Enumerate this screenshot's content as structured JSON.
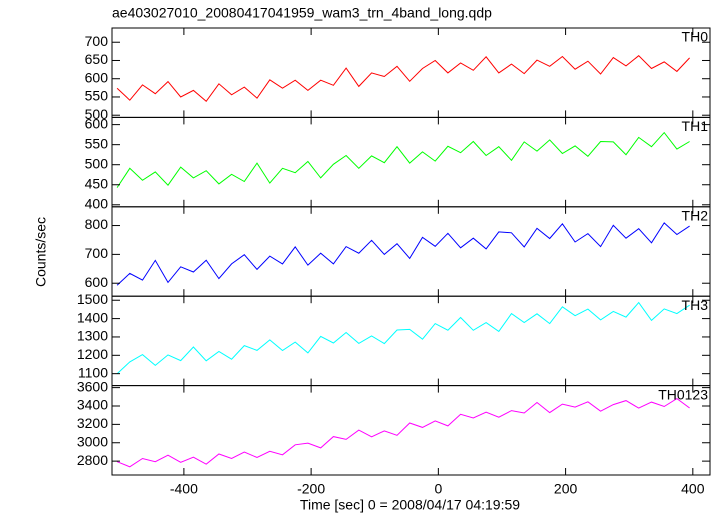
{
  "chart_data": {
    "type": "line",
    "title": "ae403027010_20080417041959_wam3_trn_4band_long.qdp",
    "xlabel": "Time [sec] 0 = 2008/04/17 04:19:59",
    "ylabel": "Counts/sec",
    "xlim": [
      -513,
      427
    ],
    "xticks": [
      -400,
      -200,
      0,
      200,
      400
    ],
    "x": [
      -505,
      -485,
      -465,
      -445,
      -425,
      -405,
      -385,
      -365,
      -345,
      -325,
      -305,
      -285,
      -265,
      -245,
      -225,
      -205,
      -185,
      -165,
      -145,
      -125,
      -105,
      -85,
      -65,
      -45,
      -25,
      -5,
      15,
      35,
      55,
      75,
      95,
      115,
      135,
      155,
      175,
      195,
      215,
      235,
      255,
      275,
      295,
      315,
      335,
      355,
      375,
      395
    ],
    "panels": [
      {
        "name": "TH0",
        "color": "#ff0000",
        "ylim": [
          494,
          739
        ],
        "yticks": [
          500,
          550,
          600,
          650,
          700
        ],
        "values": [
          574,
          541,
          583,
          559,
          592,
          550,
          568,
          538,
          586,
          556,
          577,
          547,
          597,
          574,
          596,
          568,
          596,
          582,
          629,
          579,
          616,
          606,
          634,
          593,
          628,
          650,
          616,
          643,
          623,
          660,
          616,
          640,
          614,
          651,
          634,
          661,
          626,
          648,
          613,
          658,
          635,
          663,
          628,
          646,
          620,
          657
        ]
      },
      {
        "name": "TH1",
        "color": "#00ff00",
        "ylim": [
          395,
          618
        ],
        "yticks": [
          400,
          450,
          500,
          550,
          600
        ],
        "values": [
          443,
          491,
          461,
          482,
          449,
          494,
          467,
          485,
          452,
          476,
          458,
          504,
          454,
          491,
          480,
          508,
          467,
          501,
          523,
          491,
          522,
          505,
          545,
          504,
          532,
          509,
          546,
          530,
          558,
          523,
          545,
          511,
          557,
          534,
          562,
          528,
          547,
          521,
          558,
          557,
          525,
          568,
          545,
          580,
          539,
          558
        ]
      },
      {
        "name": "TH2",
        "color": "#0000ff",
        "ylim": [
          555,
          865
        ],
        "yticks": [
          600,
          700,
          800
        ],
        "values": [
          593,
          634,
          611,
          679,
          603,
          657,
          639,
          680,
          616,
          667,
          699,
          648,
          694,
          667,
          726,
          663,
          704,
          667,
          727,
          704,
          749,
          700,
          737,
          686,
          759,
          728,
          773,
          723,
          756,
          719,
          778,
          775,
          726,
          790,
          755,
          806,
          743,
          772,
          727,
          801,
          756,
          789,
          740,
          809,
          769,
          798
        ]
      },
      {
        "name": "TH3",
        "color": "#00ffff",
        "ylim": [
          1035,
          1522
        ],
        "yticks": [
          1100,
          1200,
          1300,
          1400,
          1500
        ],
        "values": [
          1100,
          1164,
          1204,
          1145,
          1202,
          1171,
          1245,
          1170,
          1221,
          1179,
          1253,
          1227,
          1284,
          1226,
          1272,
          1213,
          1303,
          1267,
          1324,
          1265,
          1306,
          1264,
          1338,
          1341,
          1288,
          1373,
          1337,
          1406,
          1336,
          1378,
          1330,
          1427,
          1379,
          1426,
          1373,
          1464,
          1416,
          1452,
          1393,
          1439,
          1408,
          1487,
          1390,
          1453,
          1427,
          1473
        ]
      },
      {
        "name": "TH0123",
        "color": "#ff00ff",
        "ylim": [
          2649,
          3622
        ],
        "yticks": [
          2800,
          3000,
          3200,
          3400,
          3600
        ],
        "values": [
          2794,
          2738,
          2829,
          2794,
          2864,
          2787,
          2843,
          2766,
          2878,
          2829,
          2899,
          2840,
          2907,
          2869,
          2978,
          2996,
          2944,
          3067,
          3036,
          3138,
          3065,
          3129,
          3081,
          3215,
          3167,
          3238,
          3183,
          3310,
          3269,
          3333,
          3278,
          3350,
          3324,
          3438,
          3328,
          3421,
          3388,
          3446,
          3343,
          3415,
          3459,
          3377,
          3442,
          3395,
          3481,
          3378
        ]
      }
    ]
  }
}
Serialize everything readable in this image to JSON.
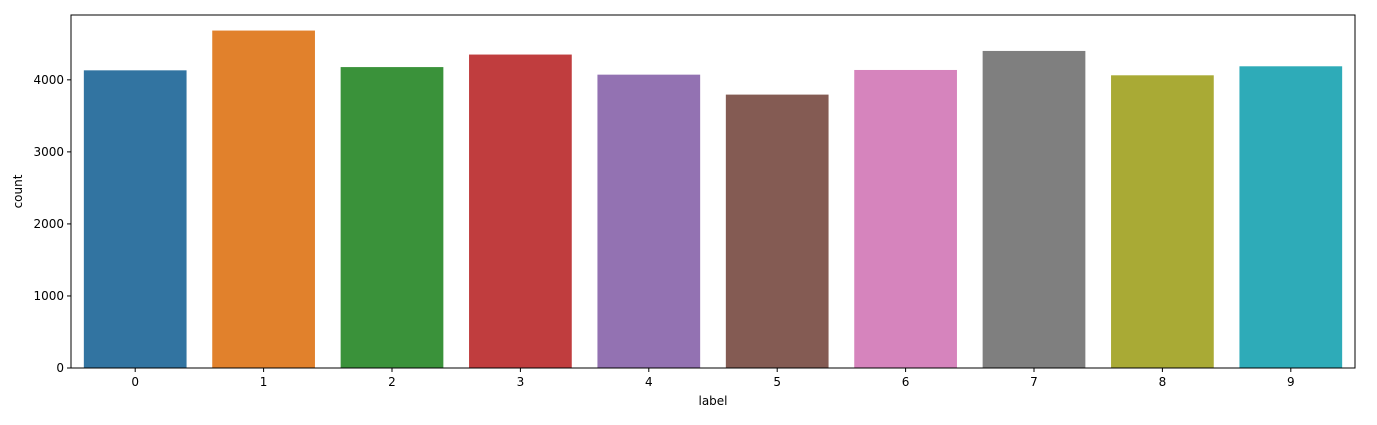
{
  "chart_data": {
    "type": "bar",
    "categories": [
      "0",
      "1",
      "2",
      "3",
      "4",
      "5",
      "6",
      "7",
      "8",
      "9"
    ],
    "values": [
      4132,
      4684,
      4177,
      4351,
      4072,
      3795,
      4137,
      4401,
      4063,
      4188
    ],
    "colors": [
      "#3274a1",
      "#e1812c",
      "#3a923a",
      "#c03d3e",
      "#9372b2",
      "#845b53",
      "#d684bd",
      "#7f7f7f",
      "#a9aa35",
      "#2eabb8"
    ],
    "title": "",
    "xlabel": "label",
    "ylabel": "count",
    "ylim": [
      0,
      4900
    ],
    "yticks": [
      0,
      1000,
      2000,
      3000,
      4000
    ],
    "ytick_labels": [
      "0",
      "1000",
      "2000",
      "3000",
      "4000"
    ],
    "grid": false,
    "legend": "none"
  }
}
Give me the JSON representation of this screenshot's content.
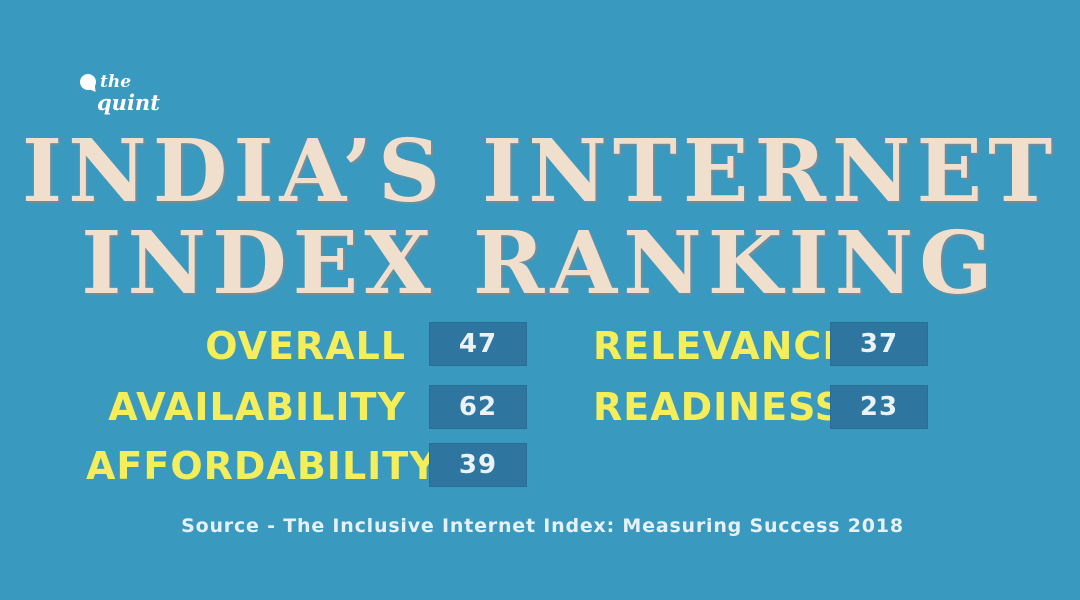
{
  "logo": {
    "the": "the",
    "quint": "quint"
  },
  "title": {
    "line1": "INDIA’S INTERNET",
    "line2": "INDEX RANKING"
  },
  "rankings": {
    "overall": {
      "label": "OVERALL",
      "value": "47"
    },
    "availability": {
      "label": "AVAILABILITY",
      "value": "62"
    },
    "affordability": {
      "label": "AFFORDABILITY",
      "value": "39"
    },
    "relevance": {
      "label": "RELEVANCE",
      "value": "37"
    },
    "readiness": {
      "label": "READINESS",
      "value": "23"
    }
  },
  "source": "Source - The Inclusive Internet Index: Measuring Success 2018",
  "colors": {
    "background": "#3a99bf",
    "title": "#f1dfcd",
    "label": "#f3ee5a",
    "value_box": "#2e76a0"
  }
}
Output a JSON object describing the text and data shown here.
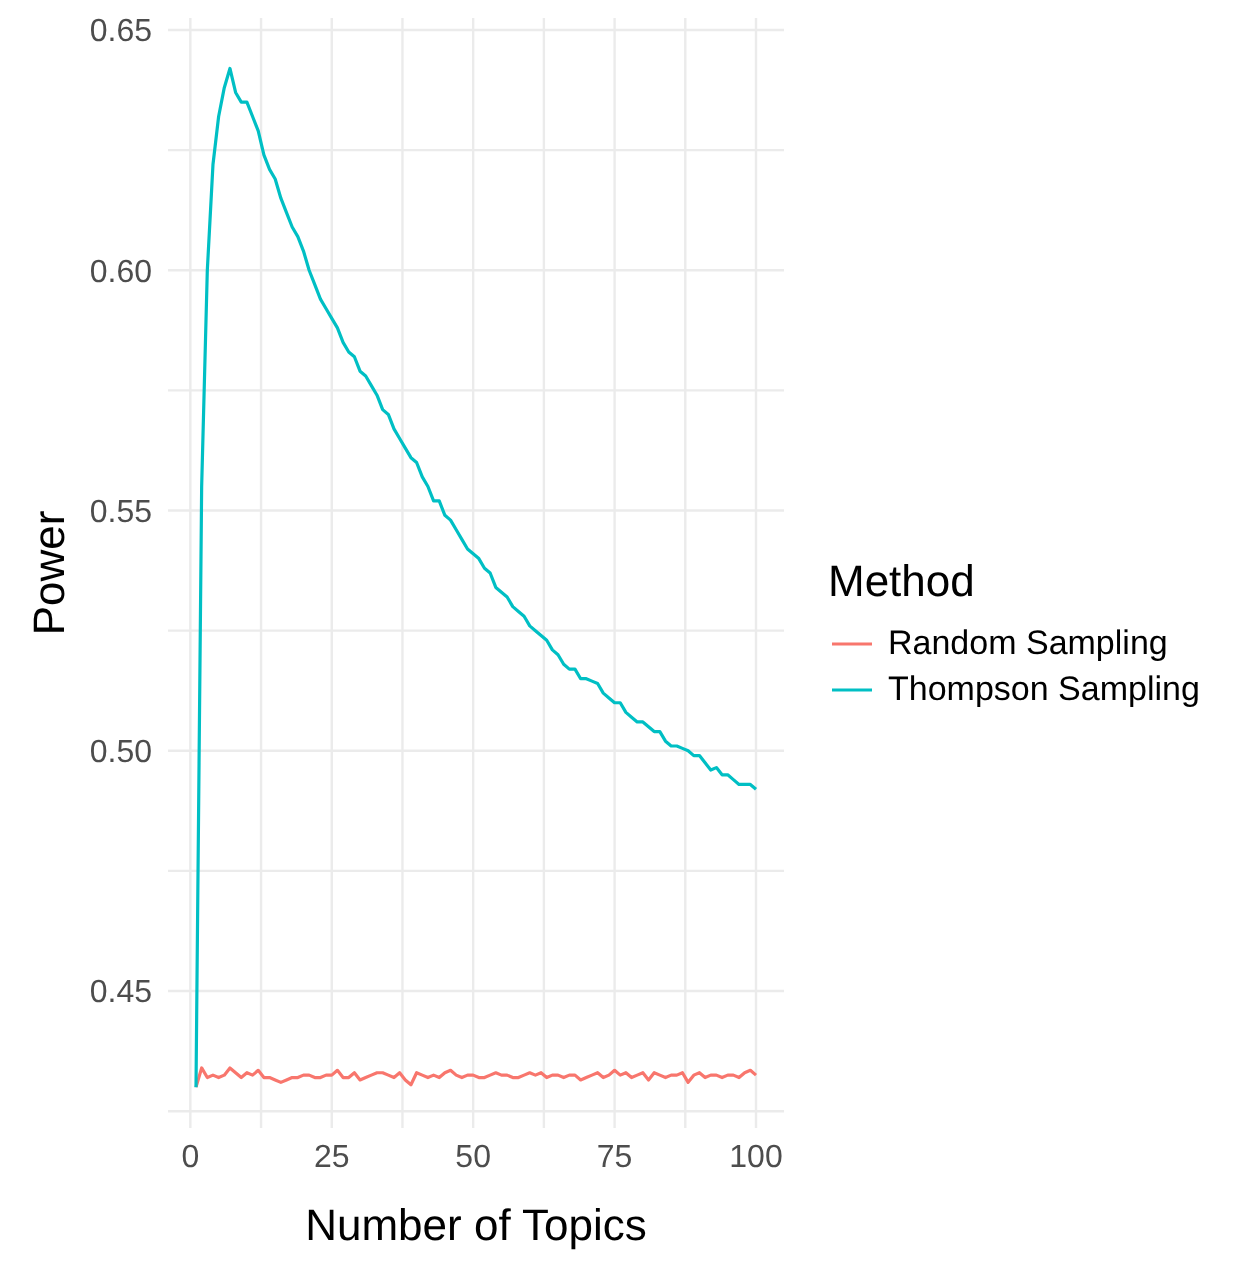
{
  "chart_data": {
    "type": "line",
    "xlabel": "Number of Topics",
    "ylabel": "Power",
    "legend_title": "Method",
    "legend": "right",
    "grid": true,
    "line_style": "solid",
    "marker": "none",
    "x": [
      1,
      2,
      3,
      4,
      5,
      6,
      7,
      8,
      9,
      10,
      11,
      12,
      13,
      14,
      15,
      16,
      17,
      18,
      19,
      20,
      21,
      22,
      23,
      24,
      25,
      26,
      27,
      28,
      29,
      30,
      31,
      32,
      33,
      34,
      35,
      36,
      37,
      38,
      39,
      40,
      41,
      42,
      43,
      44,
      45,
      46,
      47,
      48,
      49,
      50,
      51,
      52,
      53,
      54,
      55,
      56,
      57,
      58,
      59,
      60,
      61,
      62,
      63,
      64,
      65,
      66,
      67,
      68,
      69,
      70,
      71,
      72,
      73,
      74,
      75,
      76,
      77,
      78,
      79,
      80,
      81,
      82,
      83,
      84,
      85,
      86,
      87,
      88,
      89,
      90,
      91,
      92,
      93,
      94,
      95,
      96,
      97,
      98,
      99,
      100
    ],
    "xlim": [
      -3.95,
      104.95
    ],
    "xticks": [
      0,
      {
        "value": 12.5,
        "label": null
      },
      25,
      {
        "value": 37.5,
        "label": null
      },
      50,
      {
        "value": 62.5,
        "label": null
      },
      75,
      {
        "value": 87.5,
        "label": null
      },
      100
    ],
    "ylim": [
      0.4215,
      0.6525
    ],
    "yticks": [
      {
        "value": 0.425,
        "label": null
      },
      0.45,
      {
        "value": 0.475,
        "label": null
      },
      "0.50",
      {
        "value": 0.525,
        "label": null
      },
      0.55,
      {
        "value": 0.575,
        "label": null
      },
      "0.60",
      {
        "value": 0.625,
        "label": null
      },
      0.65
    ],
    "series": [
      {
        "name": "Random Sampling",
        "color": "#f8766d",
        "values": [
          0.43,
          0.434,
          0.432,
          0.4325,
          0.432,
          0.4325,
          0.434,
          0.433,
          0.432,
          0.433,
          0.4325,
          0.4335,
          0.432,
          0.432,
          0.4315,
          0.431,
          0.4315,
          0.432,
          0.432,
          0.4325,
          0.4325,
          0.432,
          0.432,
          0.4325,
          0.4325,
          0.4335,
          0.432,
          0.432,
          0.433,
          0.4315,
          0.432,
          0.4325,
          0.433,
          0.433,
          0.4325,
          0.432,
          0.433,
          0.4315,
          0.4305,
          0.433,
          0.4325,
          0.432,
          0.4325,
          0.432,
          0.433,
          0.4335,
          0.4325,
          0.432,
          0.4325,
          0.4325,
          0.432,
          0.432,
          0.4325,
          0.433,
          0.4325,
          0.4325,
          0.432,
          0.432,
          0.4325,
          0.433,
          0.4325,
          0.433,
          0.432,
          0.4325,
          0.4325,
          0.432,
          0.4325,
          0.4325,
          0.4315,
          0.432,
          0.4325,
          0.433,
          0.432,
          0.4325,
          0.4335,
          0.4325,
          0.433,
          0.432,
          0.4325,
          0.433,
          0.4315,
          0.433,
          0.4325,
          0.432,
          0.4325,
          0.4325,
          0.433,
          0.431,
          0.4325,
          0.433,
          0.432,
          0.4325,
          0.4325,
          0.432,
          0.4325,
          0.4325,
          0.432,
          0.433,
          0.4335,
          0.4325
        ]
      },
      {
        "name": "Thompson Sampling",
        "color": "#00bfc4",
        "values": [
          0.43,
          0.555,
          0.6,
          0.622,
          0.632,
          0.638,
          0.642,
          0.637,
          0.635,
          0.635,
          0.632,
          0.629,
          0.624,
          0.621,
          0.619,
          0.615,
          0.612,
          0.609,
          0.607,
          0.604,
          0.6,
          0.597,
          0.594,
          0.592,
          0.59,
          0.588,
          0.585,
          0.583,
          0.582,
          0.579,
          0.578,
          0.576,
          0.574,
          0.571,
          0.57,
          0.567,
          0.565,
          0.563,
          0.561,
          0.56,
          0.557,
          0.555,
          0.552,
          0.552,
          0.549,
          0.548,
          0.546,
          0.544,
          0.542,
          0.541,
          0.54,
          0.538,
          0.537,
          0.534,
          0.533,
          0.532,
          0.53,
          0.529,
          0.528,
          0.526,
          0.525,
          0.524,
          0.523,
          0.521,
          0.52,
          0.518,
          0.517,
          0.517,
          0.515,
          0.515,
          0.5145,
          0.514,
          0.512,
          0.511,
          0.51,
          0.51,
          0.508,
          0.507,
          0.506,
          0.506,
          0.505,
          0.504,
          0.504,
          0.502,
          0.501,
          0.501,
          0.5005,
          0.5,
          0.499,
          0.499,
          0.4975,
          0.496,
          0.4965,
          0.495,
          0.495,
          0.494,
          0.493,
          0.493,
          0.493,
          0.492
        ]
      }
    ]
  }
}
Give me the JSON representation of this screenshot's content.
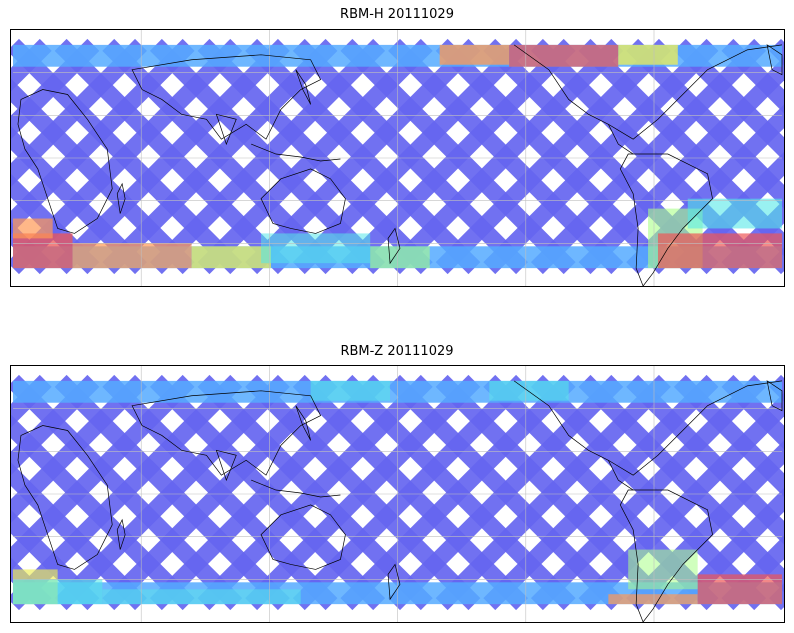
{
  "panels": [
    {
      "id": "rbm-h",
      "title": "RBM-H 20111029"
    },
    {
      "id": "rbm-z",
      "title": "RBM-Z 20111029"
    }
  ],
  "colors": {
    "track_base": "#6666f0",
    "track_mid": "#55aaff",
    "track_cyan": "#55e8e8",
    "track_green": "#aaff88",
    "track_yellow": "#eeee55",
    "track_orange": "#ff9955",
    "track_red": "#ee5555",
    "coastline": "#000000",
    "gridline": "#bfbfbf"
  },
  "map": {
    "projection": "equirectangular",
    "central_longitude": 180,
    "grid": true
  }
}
- - -
Your goal: Show every line of the records above that contains the word "this".

Written response:
Enumerate this screenshot's content as structured JSON.
Serialize everything readable in this image to JSON.
Give me the JSON representation of this screenshot's content.
Give me the JSON representation of this screenshot's content.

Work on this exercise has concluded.